▶ THE EXERCISE
Output the data exactly, with every line intact.

▶ INPUT MATERIAL
[start]

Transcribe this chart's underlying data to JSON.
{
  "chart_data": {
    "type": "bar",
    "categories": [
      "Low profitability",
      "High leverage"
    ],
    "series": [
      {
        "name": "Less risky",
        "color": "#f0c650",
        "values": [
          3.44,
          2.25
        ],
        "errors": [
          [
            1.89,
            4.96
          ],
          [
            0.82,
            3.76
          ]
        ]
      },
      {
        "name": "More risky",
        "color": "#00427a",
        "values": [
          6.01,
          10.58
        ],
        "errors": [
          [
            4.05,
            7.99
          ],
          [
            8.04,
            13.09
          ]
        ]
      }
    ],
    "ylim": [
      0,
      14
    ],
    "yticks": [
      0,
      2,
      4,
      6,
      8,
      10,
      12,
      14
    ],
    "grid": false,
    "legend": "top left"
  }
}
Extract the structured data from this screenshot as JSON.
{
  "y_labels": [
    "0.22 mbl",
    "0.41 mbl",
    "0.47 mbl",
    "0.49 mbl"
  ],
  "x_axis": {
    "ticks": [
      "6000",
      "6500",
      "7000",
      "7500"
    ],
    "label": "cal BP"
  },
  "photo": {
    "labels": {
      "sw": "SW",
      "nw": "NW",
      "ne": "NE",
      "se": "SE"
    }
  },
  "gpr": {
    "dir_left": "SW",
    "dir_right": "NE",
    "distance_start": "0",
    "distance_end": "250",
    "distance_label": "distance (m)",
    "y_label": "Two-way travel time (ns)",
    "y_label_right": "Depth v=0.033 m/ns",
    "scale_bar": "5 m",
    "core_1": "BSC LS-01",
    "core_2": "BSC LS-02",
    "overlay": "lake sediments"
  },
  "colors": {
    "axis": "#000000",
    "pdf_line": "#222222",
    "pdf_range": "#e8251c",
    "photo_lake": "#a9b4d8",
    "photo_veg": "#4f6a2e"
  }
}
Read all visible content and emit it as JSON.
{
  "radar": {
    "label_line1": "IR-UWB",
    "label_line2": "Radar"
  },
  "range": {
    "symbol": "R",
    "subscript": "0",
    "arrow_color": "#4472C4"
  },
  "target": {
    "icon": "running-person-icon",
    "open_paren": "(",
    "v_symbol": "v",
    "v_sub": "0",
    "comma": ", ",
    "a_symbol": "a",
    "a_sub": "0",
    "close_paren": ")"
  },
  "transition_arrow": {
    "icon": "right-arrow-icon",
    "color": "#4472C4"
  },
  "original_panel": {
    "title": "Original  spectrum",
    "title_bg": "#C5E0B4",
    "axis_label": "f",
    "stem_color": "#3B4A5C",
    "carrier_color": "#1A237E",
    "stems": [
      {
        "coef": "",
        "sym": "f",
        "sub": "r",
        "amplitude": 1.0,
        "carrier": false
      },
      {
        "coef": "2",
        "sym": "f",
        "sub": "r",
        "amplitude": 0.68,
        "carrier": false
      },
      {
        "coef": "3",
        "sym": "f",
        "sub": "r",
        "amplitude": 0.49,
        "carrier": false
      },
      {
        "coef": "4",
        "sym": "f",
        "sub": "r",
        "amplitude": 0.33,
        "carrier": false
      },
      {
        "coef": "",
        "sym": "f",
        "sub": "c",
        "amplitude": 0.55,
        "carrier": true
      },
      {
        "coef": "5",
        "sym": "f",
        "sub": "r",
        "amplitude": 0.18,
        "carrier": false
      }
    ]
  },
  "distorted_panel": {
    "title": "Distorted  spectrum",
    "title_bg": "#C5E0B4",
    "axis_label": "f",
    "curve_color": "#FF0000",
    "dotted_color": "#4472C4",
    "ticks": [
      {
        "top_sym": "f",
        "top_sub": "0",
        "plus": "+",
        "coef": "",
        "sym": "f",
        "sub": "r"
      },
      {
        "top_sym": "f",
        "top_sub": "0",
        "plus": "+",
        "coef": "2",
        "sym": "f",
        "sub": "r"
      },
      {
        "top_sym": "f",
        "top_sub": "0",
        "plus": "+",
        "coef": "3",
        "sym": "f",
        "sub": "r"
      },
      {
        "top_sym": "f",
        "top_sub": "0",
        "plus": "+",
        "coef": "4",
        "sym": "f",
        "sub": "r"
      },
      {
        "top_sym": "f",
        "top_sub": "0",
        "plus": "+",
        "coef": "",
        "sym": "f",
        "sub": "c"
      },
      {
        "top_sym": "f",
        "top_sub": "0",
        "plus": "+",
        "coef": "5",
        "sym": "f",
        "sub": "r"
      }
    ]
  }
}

[end]

▶ CORRECT OUTPUT
Transcribe this chart's underlying data to JSON.
{
  "chart_data": {
    "type": "bar",
    "categories": [
      "Low profitability",
      "High leverage"
    ],
    "series": [
      {
        "name": "Less risky",
        "color": "#f0c650",
        "values": [
          3.44,
          2.25
        ],
        "errors": [
          [
            1.89,
            4.96
          ],
          [
            0.82,
            3.76
          ]
        ]
      },
      {
        "name": "More risky",
        "color": "#00427a",
        "values": [
          6.01,
          10.58
        ],
        "errors": [
          [
            4.05,
            7.99
          ],
          [
            8.04,
            13.09
          ]
        ]
      }
    ],
    "ylim": [
      0,
      14
    ],
    "yticks": [
      0,
      2,
      4,
      6,
      8,
      10,
      12,
      14
    ],
    "grid": false,
    "legend": "top left"
  }
}
Extract the structured data from this screenshot as JSON.
{
  "y_labels": [
    "0.22 mbl",
    "0.41 mbl",
    "0.47 mbl",
    "0.49 mbl"
  ],
  "x_axis": {
    "ticks": [
      "6000",
      "6500",
      "7000",
      "7500"
    ],
    "label": "cal BP"
  },
  "photo": {
    "labels": {
      "sw": "SW",
      "nw": "NW",
      "ne": "NE",
      "se": "SE"
    }
  },
  "gpr": {
    "dir_left": "SW",
    "dir_right": "NE",
    "distance_start": "0",
    "distance_end": "250",
    "distance_label": "distance (m)",
    "y_label": "Two-way travel time (ns)",
    "y_label_right": "Depth v=0.033 m/ns",
    "scale_bar": "5 m",
    "core_1": "BSC LS-01",
    "core_2": "BSC LS-02",
    "overlay": "lake sediments"
  },
  "colors": {
    "axis": "#000000",
    "pdf_line": "#222222",
    "pdf_range": "#e8251c",
    "photo_lake": "#a9b4d8",
    "photo_veg": "#4f6a2e"
  }
}
Read all visible content and emit it as JSON.
{
  "radar": {
    "label_line1": "IR-UWB",
    "label_line2": "Radar"
  },
  "range": {
    "symbol": "R",
    "subscript": "0",
    "arrow_color": "#4472C4"
  },
  "target": {
    "icon": "running-person-icon",
    "open_paren": "(",
    "v_symbol": "v",
    "v_sub": "0",
    "comma": ", ",
    "a_symbol": "a",
    "a_sub": "0",
    "close_paren": ")"
  },
  "transition_arrow": {
    "icon": "right-arrow-icon",
    "color": "#4472C4"
  },
  "original_panel": {
    "title": "Original  spectrum",
    "title_bg": "#C5E0B4",
    "axis_label": "f",
    "stem_color": "#3B4A5C",
    "carrier_color": "#1A237E",
    "stems": [
      {
        "coef": "",
        "sym": "f",
        "sub": "r",
        "amplitude": 1.0,
        "carrier": false
      },
      {
        "coef": "2",
        "sym": "f",
        "sub": "r",
        "amplitude": 0.68,
        "carrier": false
      },
      {
        "coef": "3",
        "sym": "f",
        "sub": "r",
        "amplitude": 0.49,
        "carrier": false
      },
      {
        "coef": "4",
        "sym": "f",
        "sub": "r",
        "amplitude": 0.33,
        "carrier": false
      },
      {
        "coef": "",
        "sym": "f",
        "sub": "c",
        "amplitude": 0.55,
        "carrier": true
      },
      {
        "coef": "5",
        "sym": "f",
        "sub": "r",
        "amplitude": 0.18,
        "carrier": false
      }
    ]
  },
  "distorted_panel": {
    "title": "Distorted  spectrum",
    "title_bg": "#C5E0B4",
    "axis_label": "f",
    "curve_color": "#FF0000",
    "dotted_color": "#4472C4",
    "ticks": [
      {
        "top_sym": "f",
        "top_sub": "0",
        "plus": "+",
        "coef": "",
        "sym": "f",
        "sub": "r"
      },
      {
        "top_sym": "f",
        "top_sub": "0",
        "plus": "+",
        "coef": "2",
        "sym": "f",
        "sub": "r"
      },
      {
        "top_sym": "f",
        "top_sub": "0",
        "plus": "+",
        "coef": "3",
        "sym": "f",
        "sub": "r"
      },
      {
        "top_sym": "f",
        "top_sub": "0",
        "plus": "+",
        "coef": "4",
        "sym": "f",
        "sub": "r"
      },
      {
        "top_sym": "f",
        "top_sub": "0",
        "plus": "+",
        "coef": "",
        "sym": "f",
        "sub": "c"
      },
      {
        "top_sym": "f",
        "top_sub": "0",
        "plus": "+",
        "coef": "5",
        "sym": "f",
        "sub": "r"
      }
    ]
  }
}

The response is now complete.